▶ _Written exercise_
Below is a block of records. Copy every line in it that contains the word "acompañaré".

╭──

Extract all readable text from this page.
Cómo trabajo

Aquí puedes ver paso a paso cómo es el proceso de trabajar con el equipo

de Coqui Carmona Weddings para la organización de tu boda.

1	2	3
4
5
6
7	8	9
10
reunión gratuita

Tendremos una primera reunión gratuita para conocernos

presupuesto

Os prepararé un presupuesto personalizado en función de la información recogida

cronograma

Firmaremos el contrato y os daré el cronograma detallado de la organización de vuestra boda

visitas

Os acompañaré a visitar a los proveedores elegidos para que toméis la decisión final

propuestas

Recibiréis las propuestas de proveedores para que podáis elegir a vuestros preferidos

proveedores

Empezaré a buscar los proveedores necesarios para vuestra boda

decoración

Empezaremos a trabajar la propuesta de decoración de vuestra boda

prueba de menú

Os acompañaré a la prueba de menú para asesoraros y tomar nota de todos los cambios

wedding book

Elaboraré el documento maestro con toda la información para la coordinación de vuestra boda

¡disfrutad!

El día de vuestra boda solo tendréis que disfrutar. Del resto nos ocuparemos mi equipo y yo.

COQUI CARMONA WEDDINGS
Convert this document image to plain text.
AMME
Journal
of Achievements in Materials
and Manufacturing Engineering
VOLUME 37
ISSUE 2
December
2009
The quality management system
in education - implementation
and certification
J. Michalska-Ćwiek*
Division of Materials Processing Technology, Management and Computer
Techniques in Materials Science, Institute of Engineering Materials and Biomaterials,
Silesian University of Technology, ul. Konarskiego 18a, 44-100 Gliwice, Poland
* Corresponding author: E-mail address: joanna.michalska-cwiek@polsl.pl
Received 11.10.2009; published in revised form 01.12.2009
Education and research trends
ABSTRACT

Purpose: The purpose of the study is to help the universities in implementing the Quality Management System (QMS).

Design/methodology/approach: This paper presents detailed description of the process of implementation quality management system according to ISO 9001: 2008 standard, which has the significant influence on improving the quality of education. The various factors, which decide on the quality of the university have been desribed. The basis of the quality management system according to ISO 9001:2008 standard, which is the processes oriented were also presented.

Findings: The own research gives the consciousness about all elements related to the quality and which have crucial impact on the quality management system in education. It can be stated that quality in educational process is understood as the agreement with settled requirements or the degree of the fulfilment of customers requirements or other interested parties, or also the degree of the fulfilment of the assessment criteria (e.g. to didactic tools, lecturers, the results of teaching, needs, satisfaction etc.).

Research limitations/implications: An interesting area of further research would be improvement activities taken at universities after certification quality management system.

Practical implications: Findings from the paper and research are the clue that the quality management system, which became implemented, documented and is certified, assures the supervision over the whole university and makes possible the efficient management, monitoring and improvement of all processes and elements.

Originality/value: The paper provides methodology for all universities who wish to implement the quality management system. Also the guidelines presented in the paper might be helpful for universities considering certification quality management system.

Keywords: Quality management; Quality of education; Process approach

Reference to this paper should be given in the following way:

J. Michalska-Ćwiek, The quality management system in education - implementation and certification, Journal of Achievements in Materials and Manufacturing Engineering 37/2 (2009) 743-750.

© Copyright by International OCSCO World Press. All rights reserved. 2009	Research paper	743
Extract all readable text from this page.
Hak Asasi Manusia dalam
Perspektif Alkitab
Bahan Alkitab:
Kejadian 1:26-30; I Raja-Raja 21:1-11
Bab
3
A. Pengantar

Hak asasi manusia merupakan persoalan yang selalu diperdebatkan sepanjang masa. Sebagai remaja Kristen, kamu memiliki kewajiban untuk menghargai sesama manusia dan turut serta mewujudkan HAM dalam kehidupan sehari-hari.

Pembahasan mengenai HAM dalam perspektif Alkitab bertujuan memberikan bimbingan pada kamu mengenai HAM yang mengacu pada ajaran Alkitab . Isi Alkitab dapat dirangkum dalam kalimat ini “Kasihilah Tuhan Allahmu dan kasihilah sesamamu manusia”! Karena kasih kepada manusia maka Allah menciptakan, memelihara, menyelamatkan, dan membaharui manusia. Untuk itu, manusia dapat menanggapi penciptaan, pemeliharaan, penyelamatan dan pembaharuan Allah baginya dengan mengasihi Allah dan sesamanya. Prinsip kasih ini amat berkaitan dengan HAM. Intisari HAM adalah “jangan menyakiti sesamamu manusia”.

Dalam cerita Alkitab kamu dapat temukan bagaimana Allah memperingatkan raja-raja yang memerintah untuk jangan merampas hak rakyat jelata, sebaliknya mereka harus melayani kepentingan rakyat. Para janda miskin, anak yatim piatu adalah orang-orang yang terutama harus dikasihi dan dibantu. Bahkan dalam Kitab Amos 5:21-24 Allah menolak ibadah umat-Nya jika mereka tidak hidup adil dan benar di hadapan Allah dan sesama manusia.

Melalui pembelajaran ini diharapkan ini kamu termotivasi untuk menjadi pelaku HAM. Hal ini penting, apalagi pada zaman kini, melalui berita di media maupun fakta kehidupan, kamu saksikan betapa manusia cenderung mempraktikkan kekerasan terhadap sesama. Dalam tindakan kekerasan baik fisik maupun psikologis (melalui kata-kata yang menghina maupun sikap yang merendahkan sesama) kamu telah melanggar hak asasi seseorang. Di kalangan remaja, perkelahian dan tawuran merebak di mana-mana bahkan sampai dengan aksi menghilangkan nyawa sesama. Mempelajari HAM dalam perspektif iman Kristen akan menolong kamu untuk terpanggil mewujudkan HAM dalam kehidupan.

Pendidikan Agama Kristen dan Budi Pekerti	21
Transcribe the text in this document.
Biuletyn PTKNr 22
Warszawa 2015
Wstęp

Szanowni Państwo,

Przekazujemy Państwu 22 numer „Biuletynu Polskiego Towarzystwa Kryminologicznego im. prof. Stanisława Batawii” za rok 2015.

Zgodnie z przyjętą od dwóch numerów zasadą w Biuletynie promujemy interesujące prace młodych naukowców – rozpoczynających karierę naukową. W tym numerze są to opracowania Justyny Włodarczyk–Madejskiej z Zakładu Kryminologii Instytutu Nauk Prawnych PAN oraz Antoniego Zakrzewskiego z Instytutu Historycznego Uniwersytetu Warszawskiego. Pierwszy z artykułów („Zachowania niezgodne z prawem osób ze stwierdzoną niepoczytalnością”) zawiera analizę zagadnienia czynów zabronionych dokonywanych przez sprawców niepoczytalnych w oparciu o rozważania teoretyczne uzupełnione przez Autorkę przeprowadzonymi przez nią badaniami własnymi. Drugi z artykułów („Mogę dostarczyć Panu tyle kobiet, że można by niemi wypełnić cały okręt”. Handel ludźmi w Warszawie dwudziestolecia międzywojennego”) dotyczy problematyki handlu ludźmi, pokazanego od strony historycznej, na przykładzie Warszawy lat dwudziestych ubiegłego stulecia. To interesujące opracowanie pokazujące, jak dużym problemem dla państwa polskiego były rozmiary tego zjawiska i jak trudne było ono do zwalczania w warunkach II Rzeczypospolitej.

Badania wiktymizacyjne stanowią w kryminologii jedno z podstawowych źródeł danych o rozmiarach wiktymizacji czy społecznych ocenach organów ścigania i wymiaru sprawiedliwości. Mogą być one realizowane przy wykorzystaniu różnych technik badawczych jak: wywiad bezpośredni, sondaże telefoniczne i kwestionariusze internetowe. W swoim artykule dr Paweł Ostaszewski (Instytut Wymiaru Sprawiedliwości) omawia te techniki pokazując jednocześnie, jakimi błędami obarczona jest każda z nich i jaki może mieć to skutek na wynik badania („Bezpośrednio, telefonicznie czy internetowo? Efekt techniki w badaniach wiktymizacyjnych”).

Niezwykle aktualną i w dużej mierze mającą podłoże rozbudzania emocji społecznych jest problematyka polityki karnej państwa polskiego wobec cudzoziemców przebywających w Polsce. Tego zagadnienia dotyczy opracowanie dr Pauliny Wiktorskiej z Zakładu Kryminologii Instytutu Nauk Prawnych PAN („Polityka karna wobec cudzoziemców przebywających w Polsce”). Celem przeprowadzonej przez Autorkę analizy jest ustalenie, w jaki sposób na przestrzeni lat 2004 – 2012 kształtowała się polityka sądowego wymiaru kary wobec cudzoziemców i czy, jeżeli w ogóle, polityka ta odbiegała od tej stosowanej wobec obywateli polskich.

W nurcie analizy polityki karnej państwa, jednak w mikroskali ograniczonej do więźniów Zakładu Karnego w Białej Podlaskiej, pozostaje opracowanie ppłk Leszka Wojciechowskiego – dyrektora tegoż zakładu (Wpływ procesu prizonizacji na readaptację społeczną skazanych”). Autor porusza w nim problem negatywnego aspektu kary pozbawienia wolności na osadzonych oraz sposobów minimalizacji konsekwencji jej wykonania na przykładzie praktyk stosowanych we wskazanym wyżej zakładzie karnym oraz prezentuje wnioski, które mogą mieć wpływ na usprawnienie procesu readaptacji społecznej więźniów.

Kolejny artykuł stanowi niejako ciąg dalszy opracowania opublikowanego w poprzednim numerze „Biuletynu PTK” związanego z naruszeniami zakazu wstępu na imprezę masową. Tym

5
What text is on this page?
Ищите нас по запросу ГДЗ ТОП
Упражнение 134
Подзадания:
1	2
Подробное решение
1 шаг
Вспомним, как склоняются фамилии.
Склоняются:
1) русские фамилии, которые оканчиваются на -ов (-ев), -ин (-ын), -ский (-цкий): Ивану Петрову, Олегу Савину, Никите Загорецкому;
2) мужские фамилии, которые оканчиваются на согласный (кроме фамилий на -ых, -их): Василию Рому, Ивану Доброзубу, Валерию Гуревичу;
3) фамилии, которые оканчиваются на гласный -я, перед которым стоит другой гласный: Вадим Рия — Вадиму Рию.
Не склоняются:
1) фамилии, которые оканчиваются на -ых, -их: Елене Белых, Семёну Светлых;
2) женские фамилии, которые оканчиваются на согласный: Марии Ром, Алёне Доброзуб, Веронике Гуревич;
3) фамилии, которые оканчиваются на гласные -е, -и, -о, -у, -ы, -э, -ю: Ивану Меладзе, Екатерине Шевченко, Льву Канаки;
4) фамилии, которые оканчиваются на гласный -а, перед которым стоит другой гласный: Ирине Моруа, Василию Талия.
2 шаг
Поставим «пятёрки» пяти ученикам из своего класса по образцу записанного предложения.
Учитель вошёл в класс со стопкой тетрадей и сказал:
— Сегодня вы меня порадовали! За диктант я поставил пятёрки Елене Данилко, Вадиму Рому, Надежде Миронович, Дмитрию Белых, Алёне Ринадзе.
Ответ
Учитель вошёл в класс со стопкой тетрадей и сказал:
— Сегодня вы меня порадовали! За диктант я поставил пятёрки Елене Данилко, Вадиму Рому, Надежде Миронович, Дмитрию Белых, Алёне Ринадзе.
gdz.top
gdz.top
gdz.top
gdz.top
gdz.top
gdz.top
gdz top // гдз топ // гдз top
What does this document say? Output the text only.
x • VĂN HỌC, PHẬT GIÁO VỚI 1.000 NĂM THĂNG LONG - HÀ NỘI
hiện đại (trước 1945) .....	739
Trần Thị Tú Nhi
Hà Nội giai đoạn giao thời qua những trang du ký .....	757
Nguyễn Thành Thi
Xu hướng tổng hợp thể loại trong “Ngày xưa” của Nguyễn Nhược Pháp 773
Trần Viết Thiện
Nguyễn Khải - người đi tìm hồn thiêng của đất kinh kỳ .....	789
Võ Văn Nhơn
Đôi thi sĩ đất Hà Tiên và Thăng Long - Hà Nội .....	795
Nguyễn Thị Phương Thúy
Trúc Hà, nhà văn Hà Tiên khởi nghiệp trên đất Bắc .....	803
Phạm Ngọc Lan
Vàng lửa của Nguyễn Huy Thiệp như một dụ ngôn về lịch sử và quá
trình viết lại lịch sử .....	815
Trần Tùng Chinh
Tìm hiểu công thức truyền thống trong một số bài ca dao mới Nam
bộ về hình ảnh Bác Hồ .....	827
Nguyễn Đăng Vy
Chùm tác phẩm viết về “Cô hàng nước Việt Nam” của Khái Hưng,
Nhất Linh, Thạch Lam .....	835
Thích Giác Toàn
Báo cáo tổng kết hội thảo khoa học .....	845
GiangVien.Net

╰──

▶ _Correct answer_
Os acompañaré a visitar a los proveedores elegidos para que toméis la decisión final
Os acompañaré a la prueba de menú para asesoraros y tomar nota de todos los cambios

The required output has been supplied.